Data provided START
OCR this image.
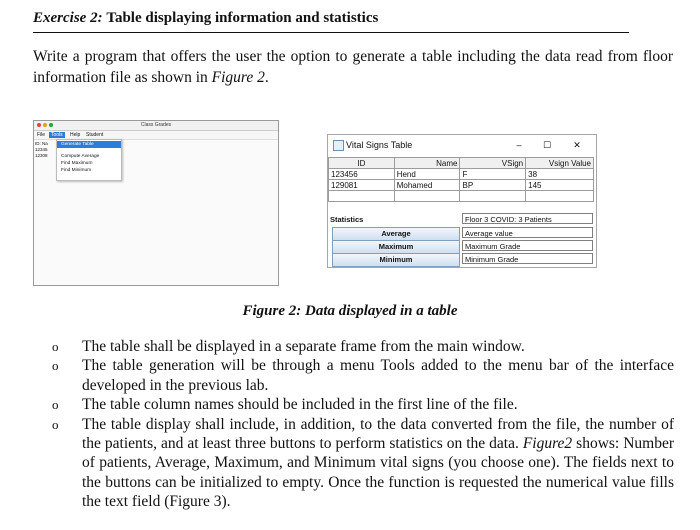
Exercise 2: Table displaying information and statistics
Write a program that offers the user the option to generate a table including the data read from floor information file as shown in Figure 2.
Class Grades
File	Tools	Help	Student
ID: Na
12345
12308
Generate Table
Compute Average
Find Maximum
Find Minimum
Vital Signs Table	–	☐	✕
ID	Name	VSign	Vsign Value
123456	Hend	F	38
129081	Mohamed	BP	145

Statistics	Floor 3 COVID: 3 Patients
Average	Average value
Maximum	Maximum Grade
Minimum	Minimum Grade
Figure 2: Data displayed in a table
o The table shall be displayed in a separate frame from the main window.
o The table generation will be through a menu Tools added to the menu bar of the interface developed in the previous lab.
o The table column names should be included in the first line of the file.
o The table display shall include, in addition, to the data converted from the file, the number of the patients, and at least three buttons to perform statistics on the data. Figure2 shows: Number of patients, Average, Maximum, and Minimum vital signs (you choose one). The fields next to the buttons can be initialized to empty. Once the function is requested the numerical value fills the text field (Figure 3).
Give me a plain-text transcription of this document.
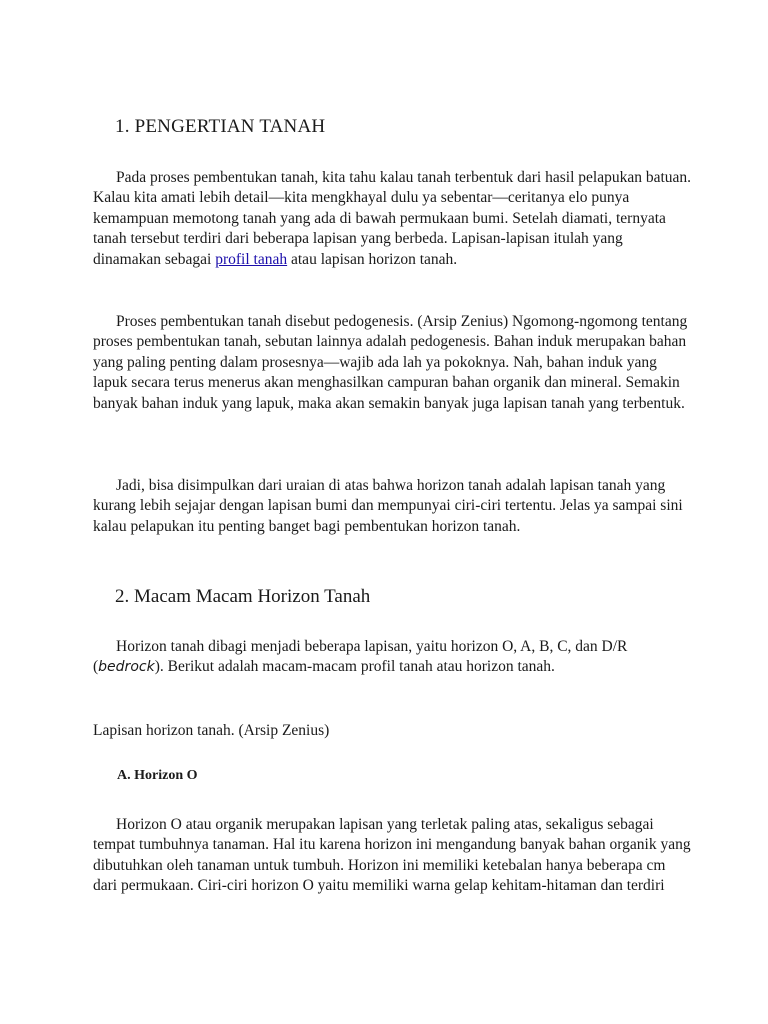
1. PENGERTIAN TANAH

Pada proses pembentukan tanah, kita tahu kalau tanah terbentuk dari hasil pelapukan batuan. Kalau kita amati lebih detail—kita mengkhayal dulu ya sebentar—ceritanya elo punya kemampuan memotong tanah yang ada di bawah permukaan bumi. Setelah diamati, ternyata tanah tersebut terdiri dari beberapa lapisan yang berbeda. Lapisan-lapisan itulah yang dinamakan sebagai profil tanah atau lapisan horizon tanah.

Proses pembentukan tanah disebut pedogenesis. (Arsip Zenius) Ngomong-ngomong tentang proses pembentukan tanah, sebutan lainnya adalah pedogenesis. Bahan induk merupakan bahan yang paling penting dalam prosesnya—wajib ada lah ya pokoknya. Nah, bahan induk yang lapuk secara terus menerus akan menghasilkan campuran bahan organik dan mineral. Semakin banyak bahan induk yang lapuk, maka akan semakin banyak juga lapisan tanah yang terbentuk.

Jadi, bisa disimpulkan dari uraian di atas bahwa horizon tanah adalah lapisan tanah yang kurang lebih sejajar dengan lapisan bumi dan mempunyai ciri-ciri tertentu. Jelas ya sampai sini kalau pelapukan itu penting banget bagi pembentukan horizon tanah.

2. Macam Macam Horizon Tanah

Horizon tanah dibagi menjadi beberapa lapisan, yaitu horizon O, A, B, C, dan D/R (bedrock). Berikut adalah macam-macam profil tanah atau horizon tanah.

Lapisan horizon tanah. (Arsip Zenius)

A. Horizon O

Horizon O atau organik merupakan lapisan yang terletak paling atas, sekaligus sebagai tempat tumbuhnya tanaman. Hal itu karena horizon ini mengandung banyak bahan organik yang dibutuhkan oleh tanaman untuk tumbuh. Horizon ini memiliki ketebalan hanya beberapa cm dari permukaan. Ciri-ciri horizon O yaitu memiliki warna gelap kehitam-hitaman dan terdiri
Data provided END
What you will do: From the data above, state how many lines hold the string "Arsip", and give the number without other words.

Output for this exercise: 2